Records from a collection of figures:
#####

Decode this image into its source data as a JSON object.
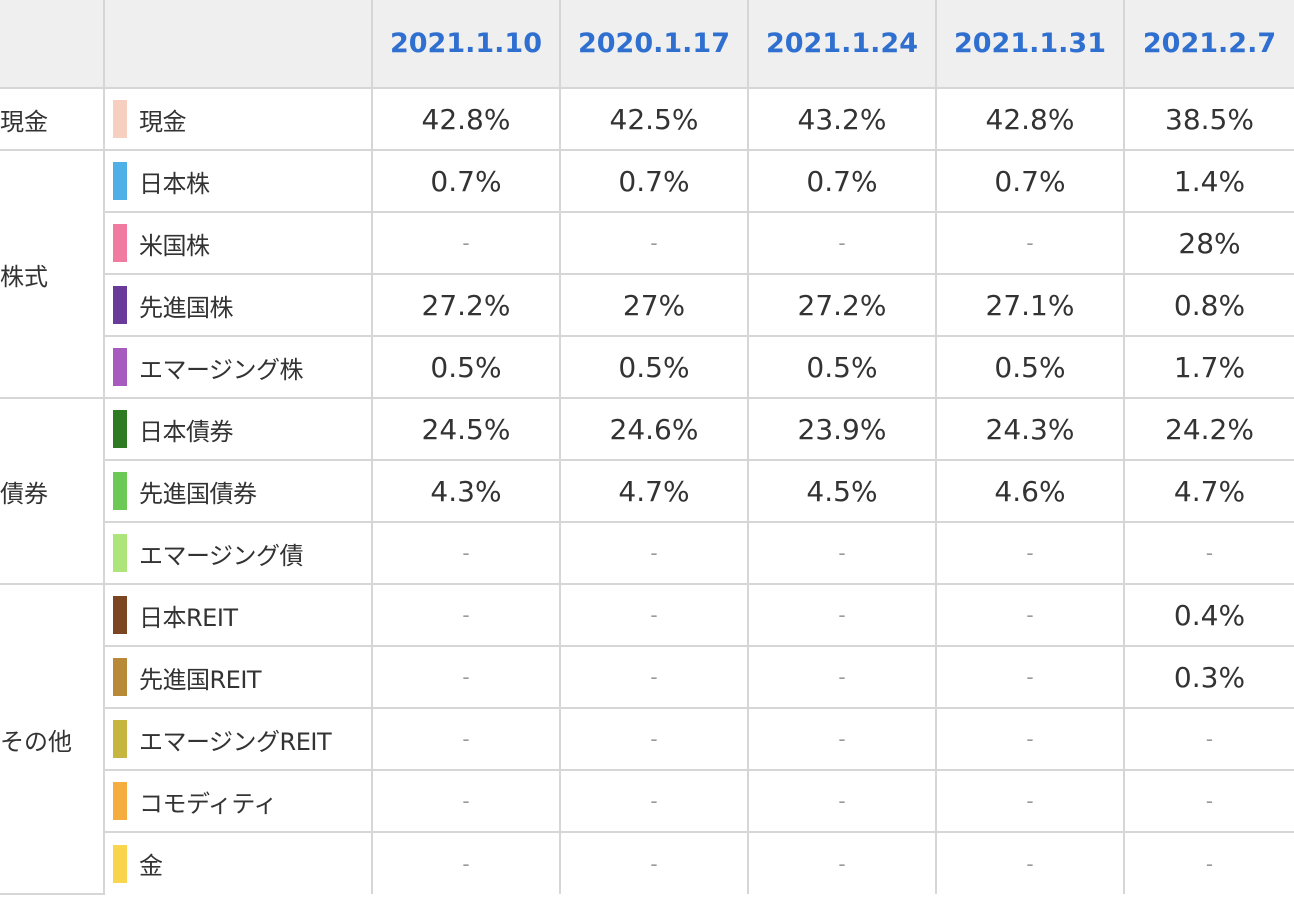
{
  "table": {
    "header": {
      "group_label": "",
      "asset_label": "",
      "dates": [
        "2021.1.10",
        "2020.1.17",
        "2021.1.24",
        "2021.1.31",
        "2021.2.7"
      ]
    },
    "groups": [
      {
        "name": "現金",
        "rows": [
          {
            "asset": "現金",
            "color": "#f6cfc0",
            "values": [
              "42.8%",
              "42.5%",
              "43.2%",
              "42.8%",
              "38.5%"
            ]
          }
        ]
      },
      {
        "name": "株式",
        "rows": [
          {
            "asset": "日本株",
            "color": "#4fb0e8",
            "values": [
              "0.7%",
              "0.7%",
              "0.7%",
              "0.7%",
              "1.4%"
            ]
          },
          {
            "asset": "米国株",
            "color": "#f07aa0",
            "values": [
              "-",
              "-",
              "-",
              "-",
              "28%"
            ]
          },
          {
            "asset": "先進国株",
            "color": "#6a3a9a",
            "values": [
              "27.2%",
              "27%",
              "27.2%",
              "27.1%",
              "0.8%"
            ]
          },
          {
            "asset": "エマージング株",
            "color": "#a85bbf",
            "values": [
              "0.5%",
              "0.5%",
              "0.5%",
              "0.5%",
              "1.7%"
            ]
          }
        ]
      },
      {
        "name": "債券",
        "rows": [
          {
            "asset": "日本債券",
            "color": "#2e7a22",
            "values": [
              "24.5%",
              "24.6%",
              "23.9%",
              "24.3%",
              "24.2%"
            ]
          },
          {
            "asset": "先進国債券",
            "color": "#6cc956",
            "values": [
              "4.3%",
              "4.7%",
              "4.5%",
              "4.6%",
              "4.7%"
            ]
          },
          {
            "asset": "エマージング債",
            "color": "#aee57a",
            "values": [
              "-",
              "-",
              "-",
              "-",
              "-"
            ]
          }
        ]
      },
      {
        "name": "その他",
        "rows": [
          {
            "asset": "日本REIT",
            "color": "#7a4520",
            "values": [
              "-",
              "-",
              "-",
              "-",
              "0.4%"
            ]
          },
          {
            "asset": "先進国REIT",
            "color": "#b88a38",
            "values": [
              "-",
              "-",
              "-",
              "-",
              "0.3%"
            ]
          },
          {
            "asset": "エマージングREIT",
            "color": "#c6b640",
            "values": [
              "-",
              "-",
              "-",
              "-",
              "-"
            ]
          },
          {
            "asset": "コモディティ",
            "color": "#f5ad40",
            "values": [
              "-",
              "-",
              "-",
              "-",
              "-"
            ]
          },
          {
            "asset": "金",
            "color": "#f8d54c",
            "values": [
              "-",
              "-",
              "-",
              "-",
              "-"
            ]
          }
        ]
      }
    ]
  }
}
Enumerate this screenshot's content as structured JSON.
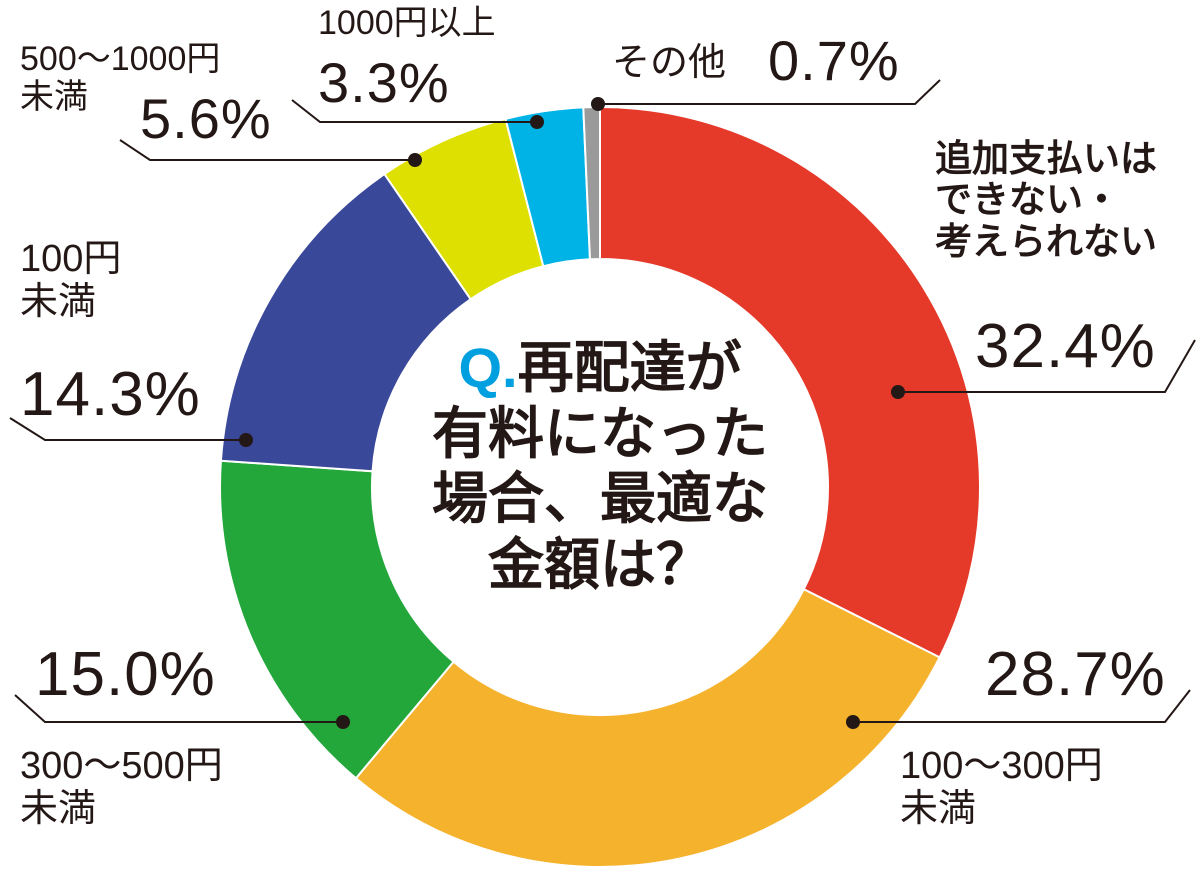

#####

TASK DIRECTIONS: Working from the lines above, reproduce the material exactly and exclude its pictures.

EXERCISE OUTPUT:
Decode this image into its source data as a JSON object.
{
  "table": {
    "header": {
      "group_label": "",
      "asset_label": "",
      "dates": [
        "2021.1.10",
        "2020.1.17",
        "2021.1.24",
        "2021.1.31",
        "2021.2.7"
      ]
    },
    "groups": [
      {
        "name": "現金",
        "rows": [
          {
            "asset": "現金",
            "color": "#f6cfc0",
            "values": [
              "42.8%",
              "42.5%",
              "43.2%",
              "42.8%",
              "38.5%"
            ]
          }
        ]
      },
      {
        "name": "株式",
        "rows": [
          {
            "asset": "日本株",
            "color": "#4fb0e8",
            "values": [
              "0.7%",
              "0.7%",
              "0.7%",
              "0.7%",
              "1.4%"
            ]
          },
          {
            "asset": "米国株",
            "color": "#f07aa0",
            "values": [
              "-",
              "-",
              "-",
              "-",
              "28%"
            ]
          },
          {
            "asset": "先進国株",
            "color": "#6a3a9a",
            "values": [
              "27.2%",
              "27%",
              "27.2%",
              "27.1%",
              "0.8%"
            ]
          },
          {
            "asset": "エマージング株",
            "color": "#a85bbf",
            "values": [
              "0.5%",
              "0.5%",
              "0.5%",
              "0.5%",
              "1.7%"
            ]
          }
        ]
      },
      {
        "name": "債券",
        "rows": [
          {
            "asset": "日本債券",
            "color": "#2e7a22",
            "values": [
              "24.5%",
              "24.6%",
              "23.9%",
              "24.3%",
              "24.2%"
            ]
          },
          {
            "asset": "先進国債券",
            "color": "#6cc956",
            "values": [
              "4.3%",
              "4.7%",
              "4.5%",
              "4.6%",
              "4.7%"
            ]
          },
          {
            "asset": "エマージング債",
            "color": "#aee57a",
            "values": [
              "-",
              "-",
              "-",
              "-",
              "-"
            ]
          }
        ]
      },
      {
        "name": "その他",
        "rows": [
          {
            "asset": "日本REIT",
            "color": "#7a4520",
            "values": [
              "-",
              "-",
              "-",
              "-",
              "0.4%"
            ]
          },
          {
            "asset": "先進国REIT",
            "color": "#b88a38",
            "values": [
              "-",
              "-",
              "-",
              "-",
              "0.3%"
            ]
          },
          {
            "asset": "エマージングREIT",
            "color": "#c6b640",
            "values": [
              "-",
              "-",
              "-",
              "-",
              "-"
            ]
          },
          {
            "asset": "コモディティ",
            "color": "#f5ad40",
            "values": [
              "-",
              "-",
              "-",
              "-",
              "-"
            ]
          },
          {
            "asset": "金",
            "color": "#f8d54c",
            "values": [
              "-",
              "-",
              "-",
              "-",
              "-"
            ]
          }
        ]
      }
    ]
  }
}
Enumerate this screenshot's content as structured JSON.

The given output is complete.